### Records
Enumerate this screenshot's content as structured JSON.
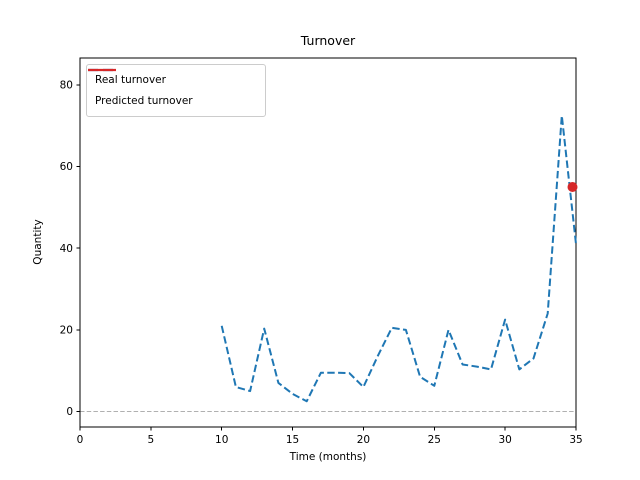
{
  "chart_data": {
    "type": "line",
    "title": "Turnover",
    "xlabel": "Time (months)",
    "ylabel": "Quantity",
    "xlim": [
      0,
      35
    ],
    "ylim": [
      -3.8,
      86.6
    ],
    "xticks": [
      0,
      5,
      10,
      15,
      20,
      25,
      30,
      35
    ],
    "yticks": [
      0,
      20,
      40,
      60,
      80
    ],
    "grid": false,
    "legend_position": "upper-left",
    "hline": {
      "y": 0,
      "color": "#b0b0b0",
      "style": "dashed"
    },
    "series": [
      {
        "name": "Real turnover",
        "kind": "line",
        "style": "dashed",
        "color": "#1f77b4",
        "x": [
          10,
          11,
          12,
          13,
          14,
          15,
          16,
          17,
          18,
          19,
          20,
          21,
          22,
          23,
          24,
          25,
          26,
          27,
          28,
          29,
          30,
          31,
          32,
          33,
          34,
          35
        ],
        "y": [
          21,
          6,
          5,
          20.3,
          7,
          4.3,
          2.5,
          9.5,
          9.5,
          9.4,
          6,
          13.5,
          20.5,
          20,
          8.5,
          6.3,
          20,
          11.5,
          11,
          10.3,
          22.5,
          10.3,
          13,
          24,
          72.5,
          41
        ]
      },
      {
        "name": "Predicted turnover",
        "kind": "point",
        "style": "solid",
        "color": "#d62728",
        "x": [
          35
        ],
        "y": [
          55
        ]
      }
    ]
  }
}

### Written request
Return nothing except the number of lines that include the string "name".

### Finished task
2